-- LISTING --
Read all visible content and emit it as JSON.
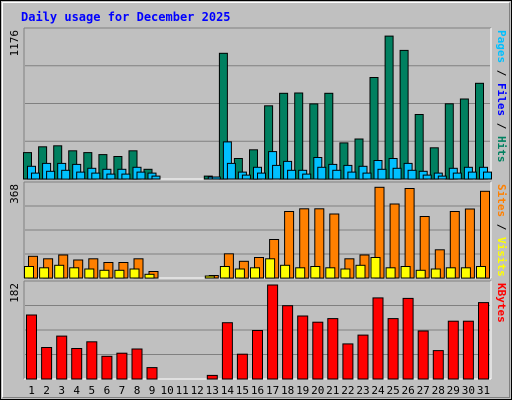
{
  "chart_data": {
    "type": "bar",
    "title": "Daily usage for December 2025",
    "categories": [
      "1",
      "2",
      "3",
      "4",
      "5",
      "6",
      "7",
      "8",
      "9",
      "10",
      "11",
      "12",
      "13",
      "14",
      "15",
      "16",
      "17",
      "18",
      "19",
      "20",
      "21",
      "22",
      "23",
      "24",
      "25",
      "26",
      "27",
      "28",
      "29",
      "30",
      "31"
    ],
    "weekend_days": [
      6,
      7,
      13,
      14,
      20,
      21,
      27,
      28
    ],
    "colors": {
      "hits": "#008060",
      "files": "#00c0ff",
      "pages": "#00c0ff",
      "visits": "#ff8000",
      "sites": "#ffff00",
      "kbytes": "#ff0000",
      "title": "#0000ff",
      "weekend_label": "#008000",
      "panel_bg": "#c0c0c0"
    },
    "panels": [
      {
        "id": "hits-files-pages",
        "max_label": "1176",
        "ylim": [
          0,
          1176
        ],
        "axis_label_parts": [
          {
            "text": "Pages",
            "color": "#00c0ff"
          },
          {
            "text": " / ",
            "color": "#000000"
          },
          {
            "text": "Files",
            "color": "#0000ff"
          },
          {
            "text": " / ",
            "color": "#000000"
          },
          {
            "text": "Hits",
            "color": "#008060"
          }
        ],
        "series": [
          {
            "name": "Hits",
            "color": "#008060",
            "values": [
              211,
              258,
              266,
              226,
              211,
              195,
              180,
              226,
              78,
              0,
              0,
              0,
              23,
              1006,
              164,
              234,
              586,
              686,
              688,
              601,
              686,
              289,
              320,
              812,
              1143,
              1029,
              516,
              250,
              602,
              640,
              766
            ]
          },
          {
            "name": "Files",
            "color": "#00c0ff",
            "values": [
              102,
              125,
              125,
              117,
              86,
              78,
              78,
              94,
              47,
              0,
              0,
              0,
              16,
              297,
              55,
              94,
              219,
              141,
              70,
              172,
              117,
              109,
              102,
              148,
              164,
              125,
              62,
              47,
              86,
              94,
              94
            ]
          },
          {
            "name": "Pages",
            "color": "#00c0ff",
            "values": [
              47,
              62,
              70,
              55,
              47,
              39,
              39,
              55,
              23,
              0,
              0,
              0,
              8,
              125,
              31,
              47,
              109,
              70,
              39,
              94,
              70,
              55,
              47,
              78,
              86,
              70,
              31,
              23,
              47,
              55,
              55
            ]
          }
        ]
      },
      {
        "id": "visits-sites",
        "max_label": "368",
        "ylim": [
          0,
          368
        ],
        "axis_label_parts": [
          {
            "text": "Sites",
            "color": "#ff8000"
          },
          {
            "text": " / ",
            "color": "#000000"
          },
          {
            "text": "Visits",
            "color": "#ffff00"
          }
        ],
        "series": [
          {
            "name": "Visits",
            "color": "#ff8000",
            "values": [
              87,
              77,
              92,
              72,
              77,
              62,
              62,
              77,
              26,
              0,
              0,
              0,
              10,
              97,
              67,
              82,
              154,
              266,
              277,
              277,
              256,
              77,
              92,
              363,
              296,
              358,
              246,
              113,
              266,
              276,
              347
            ]
          },
          {
            "name": "Sites",
            "color": "#ffff00",
            "values": [
              46,
              41,
              51,
              41,
              36,
              31,
              31,
              36,
              15,
              0,
              0,
              0,
              5,
              46,
              36,
              41,
              77,
              51,
              41,
              46,
              41,
              36,
              51,
              82,
              41,
              46,
              31,
              36,
              41,
              41,
              46
            ]
          }
        ]
      },
      {
        "id": "kbytes",
        "max_label": "182",
        "ylim": [
          0,
          182
        ],
        "axis_label_parts": [
          {
            "text": "KBytes",
            "color": "#ff0000"
          }
        ],
        "series": [
          {
            "name": "KBytes",
            "color": "#ff0000",
            "values": [
              124,
              61,
              83,
              59,
              72,
              44,
              50,
              58,
              22,
              0,
              0,
              0,
              7,
              109,
              48,
              94,
              182,
              142,
              122,
              110,
              117,
              68,
              85,
              157,
              117,
              156,
              93,
              55,
              112,
              112,
              148
            ]
          }
        ]
      }
    ]
  }
}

-- PROBLEM REQUIREMENTS --
Without the pictures, return all the records precisely as they stand.

-- THE REPLY --
Read all visible content and emit it as JSON.
{
  "chart_data": {
    "type": "bar",
    "title": "Daily usage for December 2025",
    "categories": [
      "1",
      "2",
      "3",
      "4",
      "5",
      "6",
      "7",
      "8",
      "9",
      "10",
      "11",
      "12",
      "13",
      "14",
      "15",
      "16",
      "17",
      "18",
      "19",
      "20",
      "21",
      "22",
      "23",
      "24",
      "25",
      "26",
      "27",
      "28",
      "29",
      "30",
      "31"
    ],
    "weekend_days": [
      6,
      7,
      13,
      14,
      20,
      21,
      27,
      28
    ],
    "colors": {
      "hits": "#008060",
      "files": "#00c0ff",
      "pages": "#00c0ff",
      "visits": "#ff8000",
      "sites": "#ffff00",
      "kbytes": "#ff0000",
      "title": "#0000ff",
      "weekend_label": "#008000",
      "panel_bg": "#c0c0c0"
    },
    "panels": [
      {
        "id": "hits-files-pages",
        "max_label": "1176",
        "ylim": [
          0,
          1176
        ],
        "axis_label_parts": [
          {
            "text": "Pages",
            "color": "#00c0ff"
          },
          {
            "text": " / ",
            "color": "#000000"
          },
          {
            "text": "Files",
            "color": "#0000ff"
          },
          {
            "text": " / ",
            "color": "#000000"
          },
          {
            "text": "Hits",
            "color": "#008060"
          }
        ],
        "series": [
          {
            "name": "Hits",
            "color": "#008060",
            "values": [
              211,
              258,
              266,
              226,
              211,
              195,
              180,
              226,
              78,
              0,
              0,
              0,
              23,
              1006,
              164,
              234,
              586,
              686,
              688,
              601,
              686,
              289,
              320,
              812,
              1143,
              1029,
              516,
              250,
              602,
              640,
              766
            ]
          },
          {
            "name": "Files",
            "color": "#00c0ff",
            "values": [
              102,
              125,
              125,
              117,
              86,
              78,
              78,
              94,
              47,
              0,
              0,
              0,
              16,
              297,
              55,
              94,
              219,
              141,
              70,
              172,
              117,
              109,
              102,
              148,
              164,
              125,
              62,
              47,
              86,
              94,
              94
            ]
          },
          {
            "name": "Pages",
            "color": "#00c0ff",
            "values": [
              47,
              62,
              70,
              55,
              47,
              39,
              39,
              55,
              23,
              0,
              0,
              0,
              8,
              125,
              31,
              47,
              109,
              70,
              39,
              94,
              70,
              55,
              47,
              78,
              86,
              70,
              31,
              23,
              47,
              55,
              55
            ]
          }
        ]
      },
      {
        "id": "visits-sites",
        "max_label": "368",
        "ylim": [
          0,
          368
        ],
        "axis_label_parts": [
          {
            "text": "Sites",
            "color": "#ff8000"
          },
          {
            "text": " / ",
            "color": "#000000"
          },
          {
            "text": "Visits",
            "color": "#ffff00"
          }
        ],
        "series": [
          {
            "name": "Visits",
            "color": "#ff8000",
            "values": [
              87,
              77,
              92,
              72,
              77,
              62,
              62,
              77,
              26,
              0,
              0,
              0,
              10,
              97,
              67,
              82,
              154,
              266,
              277,
              277,
              256,
              77,
              92,
              363,
              296,
              358,
              246,
              113,
              266,
              276,
              347
            ]
          },
          {
            "name": "Sites",
            "color": "#ffff00",
            "values": [
              46,
              41,
              51,
              41,
              36,
              31,
              31,
              36,
              15,
              0,
              0,
              0,
              5,
              46,
              36,
              41,
              77,
              51,
              41,
              46,
              41,
              36,
              51,
              82,
              41,
              46,
              31,
              36,
              41,
              41,
              46
            ]
          }
        ]
      },
      {
        "id": "kbytes",
        "max_label": "182",
        "ylim": [
          0,
          182
        ],
        "axis_label_parts": [
          {
            "text": "KBytes",
            "color": "#ff0000"
          }
        ],
        "series": [
          {
            "name": "KBytes",
            "color": "#ff0000",
            "values": [
              124,
              61,
              83,
              59,
              72,
              44,
              50,
              58,
              22,
              0,
              0,
              0,
              7,
              109,
              48,
              94,
              182,
              142,
              122,
              110,
              117,
              68,
              85,
              157,
              117,
              156,
              93,
              55,
              112,
              112,
              148
            ]
          }
        ]
      }
    ]
  }
}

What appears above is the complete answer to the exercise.